Materials provided —
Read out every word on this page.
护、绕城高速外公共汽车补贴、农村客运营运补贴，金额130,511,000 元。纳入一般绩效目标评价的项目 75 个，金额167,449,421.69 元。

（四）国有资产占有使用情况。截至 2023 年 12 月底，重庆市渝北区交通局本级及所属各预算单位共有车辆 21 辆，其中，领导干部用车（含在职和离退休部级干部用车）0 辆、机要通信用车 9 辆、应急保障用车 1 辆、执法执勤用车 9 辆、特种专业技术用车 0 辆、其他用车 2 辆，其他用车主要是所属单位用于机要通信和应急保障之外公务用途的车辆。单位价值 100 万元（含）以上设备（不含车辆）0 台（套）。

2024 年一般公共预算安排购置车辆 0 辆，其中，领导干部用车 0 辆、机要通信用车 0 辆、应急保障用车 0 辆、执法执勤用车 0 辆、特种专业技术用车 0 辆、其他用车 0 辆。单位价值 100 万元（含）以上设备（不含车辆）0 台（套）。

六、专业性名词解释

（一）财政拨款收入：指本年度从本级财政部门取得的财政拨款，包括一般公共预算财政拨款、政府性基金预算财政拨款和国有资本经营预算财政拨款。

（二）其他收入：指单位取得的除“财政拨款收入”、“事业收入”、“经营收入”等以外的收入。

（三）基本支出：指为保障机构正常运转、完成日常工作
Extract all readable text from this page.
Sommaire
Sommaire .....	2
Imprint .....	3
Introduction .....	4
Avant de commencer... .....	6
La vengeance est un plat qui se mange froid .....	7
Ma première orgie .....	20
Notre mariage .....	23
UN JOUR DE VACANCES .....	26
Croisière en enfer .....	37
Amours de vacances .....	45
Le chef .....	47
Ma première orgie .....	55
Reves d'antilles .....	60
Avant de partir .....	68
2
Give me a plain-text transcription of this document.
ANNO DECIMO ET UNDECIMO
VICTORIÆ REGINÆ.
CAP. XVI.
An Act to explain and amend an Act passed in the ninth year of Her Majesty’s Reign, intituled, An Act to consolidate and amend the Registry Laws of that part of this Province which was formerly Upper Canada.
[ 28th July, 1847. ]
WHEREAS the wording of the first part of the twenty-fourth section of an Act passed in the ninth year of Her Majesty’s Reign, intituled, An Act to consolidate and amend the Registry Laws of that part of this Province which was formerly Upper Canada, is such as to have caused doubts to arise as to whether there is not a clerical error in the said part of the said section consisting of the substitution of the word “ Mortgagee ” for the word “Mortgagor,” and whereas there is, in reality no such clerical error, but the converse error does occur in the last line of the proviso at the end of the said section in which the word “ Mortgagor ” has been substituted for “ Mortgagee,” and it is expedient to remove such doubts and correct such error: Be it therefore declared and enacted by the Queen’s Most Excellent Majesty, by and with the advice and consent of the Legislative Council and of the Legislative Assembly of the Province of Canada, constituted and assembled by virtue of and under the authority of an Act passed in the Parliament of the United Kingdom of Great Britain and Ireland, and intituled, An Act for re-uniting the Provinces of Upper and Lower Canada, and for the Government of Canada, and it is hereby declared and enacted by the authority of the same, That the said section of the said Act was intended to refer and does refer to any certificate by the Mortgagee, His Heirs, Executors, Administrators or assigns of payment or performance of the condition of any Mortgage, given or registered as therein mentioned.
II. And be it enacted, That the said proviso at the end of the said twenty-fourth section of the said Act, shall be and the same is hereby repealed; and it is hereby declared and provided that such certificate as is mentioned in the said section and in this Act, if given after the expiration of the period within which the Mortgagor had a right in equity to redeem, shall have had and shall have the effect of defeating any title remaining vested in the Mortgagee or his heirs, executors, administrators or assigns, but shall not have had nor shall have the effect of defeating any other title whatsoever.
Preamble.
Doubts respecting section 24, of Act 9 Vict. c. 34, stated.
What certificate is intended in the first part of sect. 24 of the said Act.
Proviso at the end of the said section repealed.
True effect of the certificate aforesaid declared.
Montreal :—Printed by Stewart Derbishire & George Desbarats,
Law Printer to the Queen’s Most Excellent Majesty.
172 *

What the task requires — Using the data above, repeat every line exactly.

Exercise response —
Read out every word on this page.
护、绕城高速外公共汽车补贴、农村客运营运补贴，金额130,511,000 元。纳入一般绩效目标评价的项目 75 个，金额167,449,421.69 元。

（四）国有资产占有使用情况。截至 2023 年 12 月底，重庆市渝北区交通局本级及所属各预算单位共有车辆 21 辆，其中，领导干部用车（含在职和离退休部级干部用车）0 辆、机要通信用车 9 辆、应急保障用车 1 辆、执法执勤用车 9 辆、特种专业技术用车 0 辆、其他用车 2 辆，其他用车主要是所属单位用于机要通信和应急保障之外公务用途的车辆。单位价值 100 万元（含）以上设备（不含车辆）0 台（套）。

2024 年一般公共预算安排购置车辆 0 辆，其中，领导干部用车 0 辆、机要通信用车 0 辆、应急保障用车 0 辆、执法执勤用车 0 辆、特种专业技术用车 0 辆、其他用车 0 辆。单位价值 100 万元（含）以上设备（不含车辆）0 台（套）。

六、专业性名词解释

（一）财政拨款收入：指本年度从本级财政部门取得的财政拨款，包括一般公共预算财政拨款、政府性基金预算财政拨款和国有资本经营预算财政拨款。

（二）其他收入：指单位取得的除“财政拨款收入”、“事业收入”、“经营收入”等以外的收入。

（三）基本支出：指为保障机构正常运转、完成日常工作
Extract all readable text from this page.
Sommaire
Sommaire .....	2
Imprint .....	3
Introduction .....	4
Avant de commencer... .....	6
La vengeance est un plat qui se mange froid .....	7
Ma première orgie .....	20
Notre mariage .....	23
UN JOUR DE VACANCES .....	26
Croisière en enfer .....	37
Amours de vacances .....	45
Le chef .....	47
Ma première orgie .....	55
Reves d'antilles .....	60
Avant de partir .....	68
2
Give me a plain-text transcription of this document.
ANNO DECIMO ET UNDECIMO
VICTORIÆ REGINÆ.
CAP. XVI.
An Act to explain and amend an Act passed in the ninth year of Her Majesty’s Reign, intituled, An Act to consolidate and amend the Registry Laws of that part of this Province which was formerly Upper Canada.
[ 28th July, 1847. ]
WHEREAS the wording of the first part of the twenty-fourth section of an Act passed in the ninth year of Her Majesty’s Reign, intituled, An Act to consolidate and amend the Registry Laws of that part of this Province which was formerly Upper Canada, is such as to have caused doubts to arise as to whether there is not a clerical error in the said part of the said section consisting of the substitution of the word “ Mortgagee ” for the word “Mortgagor,” and whereas there is, in reality no such clerical error, but the converse error does occur in the last line of the proviso at the end of the said section in which the word “ Mortgagor ” has been substituted for “ Mortgagee,” and it is expedient to remove such doubts and correct such error: Be it therefore declared and enacted by the Queen’s Most Excellent Majesty, by and with the advice and consent of the Legislative Council and of the Legislative Assembly of the Province of Canada, constituted and assembled by virtue of and under the authority of an Act passed in the Parliament of the United Kingdom of Great Britain and Ireland, and intituled, An Act for re-uniting the Provinces of Upper and Lower Canada, and for the Government of Canada, and it is hereby declared and enacted by the authority of the same, That the said section of the said Act was intended to refer and does refer to any certificate by the Mortgagee, His Heirs, Executors, Administrators or assigns of payment or performance of the condition of any Mortgage, given or registered as therein mentioned.
II. And be it enacted, That the said proviso at the end of the said twenty-fourth section of the said Act, shall be and the same is hereby repealed; and it is hereby declared and provided that such certificate as is mentioned in the said section and in this Act, if given after the expiration of the period within which the Mortgagor had a right in equity to redeem, shall have had and shall have the effect of defeating any title remaining vested in the Mortgagee or his heirs, executors, administrators or assigns, but shall not have had nor shall have the effect of defeating any other title whatsoever.
Preamble.
Doubts respecting section 24, of Act 9 Vict. c. 34, stated.
What certificate is intended in the first part of sect. 24 of the said Act.
Proviso at the end of the said section repealed.
True effect of the certificate aforesaid declared.
Montreal :—Printed by Stewart Derbishire & George Desbarats,
Law Printer to the Queen’s Most Excellent Majesty.
172 *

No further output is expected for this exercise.